Records shown:
===
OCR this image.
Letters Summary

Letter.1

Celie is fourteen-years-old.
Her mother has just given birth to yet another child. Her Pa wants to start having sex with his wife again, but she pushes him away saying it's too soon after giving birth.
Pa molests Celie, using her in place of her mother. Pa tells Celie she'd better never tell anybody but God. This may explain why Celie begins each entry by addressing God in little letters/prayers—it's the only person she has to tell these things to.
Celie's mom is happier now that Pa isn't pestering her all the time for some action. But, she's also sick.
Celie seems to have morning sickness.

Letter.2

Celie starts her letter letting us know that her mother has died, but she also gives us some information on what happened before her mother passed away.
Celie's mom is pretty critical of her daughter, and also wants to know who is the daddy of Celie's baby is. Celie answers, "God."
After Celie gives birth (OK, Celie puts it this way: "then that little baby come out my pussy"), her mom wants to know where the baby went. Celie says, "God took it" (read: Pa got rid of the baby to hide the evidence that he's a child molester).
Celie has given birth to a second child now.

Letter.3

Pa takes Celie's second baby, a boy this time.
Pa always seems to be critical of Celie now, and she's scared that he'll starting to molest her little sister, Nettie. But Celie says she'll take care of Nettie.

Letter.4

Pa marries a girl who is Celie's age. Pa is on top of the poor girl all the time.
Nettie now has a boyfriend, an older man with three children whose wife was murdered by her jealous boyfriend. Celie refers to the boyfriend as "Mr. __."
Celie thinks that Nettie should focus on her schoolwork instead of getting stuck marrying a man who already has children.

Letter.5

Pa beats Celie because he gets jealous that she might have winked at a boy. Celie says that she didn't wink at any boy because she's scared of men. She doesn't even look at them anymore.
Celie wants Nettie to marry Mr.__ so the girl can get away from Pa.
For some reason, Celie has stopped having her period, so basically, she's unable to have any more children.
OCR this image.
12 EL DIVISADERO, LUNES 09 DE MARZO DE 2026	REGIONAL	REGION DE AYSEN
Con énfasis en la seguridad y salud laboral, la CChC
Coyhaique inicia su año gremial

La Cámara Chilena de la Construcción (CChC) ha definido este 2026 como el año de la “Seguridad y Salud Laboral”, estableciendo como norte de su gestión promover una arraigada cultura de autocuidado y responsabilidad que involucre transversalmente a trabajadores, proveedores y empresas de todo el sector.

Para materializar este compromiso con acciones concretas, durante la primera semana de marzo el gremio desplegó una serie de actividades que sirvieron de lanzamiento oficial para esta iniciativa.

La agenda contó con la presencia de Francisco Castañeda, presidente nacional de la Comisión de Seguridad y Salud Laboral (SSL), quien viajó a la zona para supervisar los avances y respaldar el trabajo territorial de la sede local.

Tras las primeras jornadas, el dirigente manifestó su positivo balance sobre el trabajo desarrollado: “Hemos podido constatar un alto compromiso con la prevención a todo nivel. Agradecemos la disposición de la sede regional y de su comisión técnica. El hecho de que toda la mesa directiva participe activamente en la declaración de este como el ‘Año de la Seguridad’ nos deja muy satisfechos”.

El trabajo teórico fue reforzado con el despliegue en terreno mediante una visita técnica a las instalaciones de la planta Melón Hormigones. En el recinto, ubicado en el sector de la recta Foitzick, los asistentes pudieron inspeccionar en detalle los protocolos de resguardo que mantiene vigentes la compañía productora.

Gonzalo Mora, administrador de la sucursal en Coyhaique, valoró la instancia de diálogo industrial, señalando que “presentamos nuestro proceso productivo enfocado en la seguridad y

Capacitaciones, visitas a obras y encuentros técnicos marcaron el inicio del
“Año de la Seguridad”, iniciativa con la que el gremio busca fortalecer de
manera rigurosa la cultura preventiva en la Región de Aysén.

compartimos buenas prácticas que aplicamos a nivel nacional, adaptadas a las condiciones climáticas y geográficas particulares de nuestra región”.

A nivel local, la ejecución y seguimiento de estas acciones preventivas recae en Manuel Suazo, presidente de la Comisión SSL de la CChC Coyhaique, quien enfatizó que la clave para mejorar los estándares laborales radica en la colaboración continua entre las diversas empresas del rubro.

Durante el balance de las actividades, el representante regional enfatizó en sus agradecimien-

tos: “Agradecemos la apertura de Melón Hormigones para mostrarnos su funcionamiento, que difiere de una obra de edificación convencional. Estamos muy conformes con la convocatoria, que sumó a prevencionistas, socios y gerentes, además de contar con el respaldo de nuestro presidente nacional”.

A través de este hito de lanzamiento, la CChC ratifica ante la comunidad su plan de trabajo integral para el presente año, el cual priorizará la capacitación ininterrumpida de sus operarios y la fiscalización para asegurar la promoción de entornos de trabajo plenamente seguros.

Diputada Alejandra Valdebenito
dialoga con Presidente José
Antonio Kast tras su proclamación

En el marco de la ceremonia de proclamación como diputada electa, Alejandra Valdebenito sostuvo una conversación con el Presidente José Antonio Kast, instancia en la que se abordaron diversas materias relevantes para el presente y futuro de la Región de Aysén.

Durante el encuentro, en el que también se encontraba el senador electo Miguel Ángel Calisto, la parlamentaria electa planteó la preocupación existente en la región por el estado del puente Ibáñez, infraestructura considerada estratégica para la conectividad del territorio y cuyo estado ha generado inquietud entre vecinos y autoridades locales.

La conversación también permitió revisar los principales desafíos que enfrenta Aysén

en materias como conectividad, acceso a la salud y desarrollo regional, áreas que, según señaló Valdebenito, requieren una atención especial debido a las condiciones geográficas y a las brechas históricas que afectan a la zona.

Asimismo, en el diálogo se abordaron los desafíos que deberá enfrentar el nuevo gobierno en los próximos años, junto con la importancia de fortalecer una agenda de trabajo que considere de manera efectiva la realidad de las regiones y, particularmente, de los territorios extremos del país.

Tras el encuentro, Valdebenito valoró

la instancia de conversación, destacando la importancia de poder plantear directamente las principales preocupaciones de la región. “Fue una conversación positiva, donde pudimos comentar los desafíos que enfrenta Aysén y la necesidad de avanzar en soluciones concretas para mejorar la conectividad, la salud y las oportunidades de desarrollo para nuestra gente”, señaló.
===
The task:
Write out every line exactly as it stands.

Right answer:
OCR this image.
Letters Summary

Letter.1

Celie is fourteen-years-old.
Her mother has just given birth to yet another child. Her Pa wants to start having sex with his wife again, but she pushes him away saying it's too soon after giving birth.
Pa molests Celie, using her in place of her mother. Pa tells Celie she'd better never tell anybody but God. This may explain why Celie begins each entry by addressing God in little letters/prayers—it's the only person she has to tell these things to.
Celie's mom is happier now that Pa isn't pestering her all the time for some action. But, she's also sick.
Celie seems to have morning sickness.

Letter.2

Celie starts her letter letting us know that her mother has died, but she also gives us some information on what happened before her mother passed away.
Celie's mom is pretty critical of her daughter, and also wants to know who is the daddy of Celie's baby is. Celie answers, "God."
After Celie gives birth (OK, Celie puts it this way: "then that little baby come out my pussy"), her mom wants to know where the baby went. Celie says, "God took it" (read: Pa got rid of the baby to hide the evidence that he's a child molester).
Celie has given birth to a second child now.

Letter.3

Pa takes Celie's second baby, a boy this time.
Pa always seems to be critical of Celie now, and she's scared that he'll starting to molest her little sister, Nettie. But Celie says she'll take care of Nettie.

Letter.4

Pa marries a girl who is Celie's age. Pa is on top of the poor girl all the time.
Nettie now has a boyfriend, an older man with three children whose wife was murdered by her jealous boyfriend. Celie refers to the boyfriend as "Mr. __."
Celie thinks that Nettie should focus on her schoolwork instead of getting stuck marrying a man who already has children.

Letter.5

Pa beats Celie because he gets jealous that she might have winked at a boy. Celie says that she didn't wink at any boy because she's scared of men. She doesn't even look at them anymore.
Celie wants Nettie to marry Mr.__ so the girl can get away from Pa.
For some reason, Celie has stopped having her period, so basically, she's unable to have any more children.
OCR this image.
12 EL DIVISADERO, LUNES 09 DE MARZO DE 2026	REGIONAL	REGION DE AYSEN
Con énfasis en la seguridad y salud laboral, la CChC
Coyhaique inicia su año gremial

La Cámara Chilena de la Construcción (CChC) ha definido este 2026 como el año de la “Seguridad y Salud Laboral”, estableciendo como norte de su gestión promover una arraigada cultura de autocuidado y responsabilidad que involucre transversalmente a trabajadores, proveedores y empresas de todo el sector.

Para materializar este compromiso con acciones concretas, durante la primera semana de marzo el gremio desplegó una serie de actividades que sirvieron de lanzamiento oficial para esta iniciativa.

La agenda contó con la presencia de Francisco Castañeda, presidente nacional de la Comisión de Seguridad y Salud Laboral (SSL), quien viajó a la zona para supervisar los avances y respaldar el trabajo territorial de la sede local.

Tras las primeras jornadas, el dirigente manifestó su positivo balance sobre el trabajo desarrollado: “Hemos podido constatar un alto compromiso con la prevención a todo nivel. Agradecemos la disposición de la sede regional y de su comisión técnica. El hecho de que toda la mesa directiva participe activamente en la declaración de este como el ‘Año de la Seguridad’ nos deja muy satisfechos”.

El trabajo teórico fue reforzado con el despliegue en terreno mediante una visita técnica a las instalaciones de la planta Melón Hormigones. En el recinto, ubicado en el sector de la recta Foitzick, los asistentes pudieron inspeccionar en detalle los protocolos de resguardo que mantiene vigentes la compañía productora.

Gonzalo Mora, administrador de la sucursal en Coyhaique, valoró la instancia de diálogo industrial, señalando que “presentamos nuestro proceso productivo enfocado en la seguridad y

Capacitaciones, visitas a obras y encuentros técnicos marcaron el inicio del
“Año de la Seguridad”, iniciativa con la que el gremio busca fortalecer de
manera rigurosa la cultura preventiva en la Región de Aysén.

compartimos buenas prácticas que aplicamos a nivel nacional, adaptadas a las condiciones climáticas y geográficas particulares de nuestra región”.

A nivel local, la ejecución y seguimiento de estas acciones preventivas recae en Manuel Suazo, presidente de la Comisión SSL de la CChC Coyhaique, quien enfatizó que la clave para mejorar los estándares laborales radica en la colaboración continua entre las diversas empresas del rubro.

Durante el balance de las actividades, el representante regional enfatizó en sus agradecimien-

tos: “Agradecemos la apertura de Melón Hormigones para mostrarnos su funcionamiento, que difiere de una obra de edificación convencional. Estamos muy conformes con la convocatoria, que sumó a prevencionistas, socios y gerentes, además de contar con el respaldo de nuestro presidente nacional”.

A través de este hito de lanzamiento, la CChC ratifica ante la comunidad su plan de trabajo integral para el presente año, el cual priorizará la capacitación ininterrumpida de sus operarios y la fiscalización para asegurar la promoción de entornos de trabajo plenamente seguros.

Diputada Alejandra Valdebenito
dialoga con Presidente José
Antonio Kast tras su proclamación

En el marco de la ceremonia de proclamación como diputada electa, Alejandra Valdebenito sostuvo una conversación con el Presidente José Antonio Kast, instancia en la que se abordaron diversas materias relevantes para el presente y futuro de la Región de Aysén.

Durante el encuentro, en el que también se encontraba el senador electo Miguel Ángel Calisto, la parlamentaria electa planteó la preocupación existente en la región por el estado del puente Ibáñez, infraestructura considerada estratégica para la conectividad del territorio y cuyo estado ha generado inquietud entre vecinos y autoridades locales.

La conversación también permitió revisar los principales desafíos que enfrenta Aysén

en materias como conectividad, acceso a la salud y desarrollo regional, áreas que, según señaló Valdebenito, requieren una atención especial debido a las condiciones geográficas y a las brechas históricas que afectan a la zona.

Asimismo, en el diálogo se abordaron los desafíos que deberá enfrentar el nuevo gobierno en los próximos años, junto con la importancia de fortalecer una agenda de trabajo que considere de manera efectiva la realidad de las regiones y, particularmente, de los territorios extremos del país.

Tras el encuentro, Valdebenito valoró

la instancia de conversación, destacando la importancia de poder plantear directamente las principales preocupaciones de la región. “Fue una conversación positiva, donde pudimos comentar los desafíos que enfrenta Aysén y la necesidad de avanzar en soluciones concretas para mejorar la conectividad, la salud y las oportunidades de desarrollo para nuestra gente”, señaló.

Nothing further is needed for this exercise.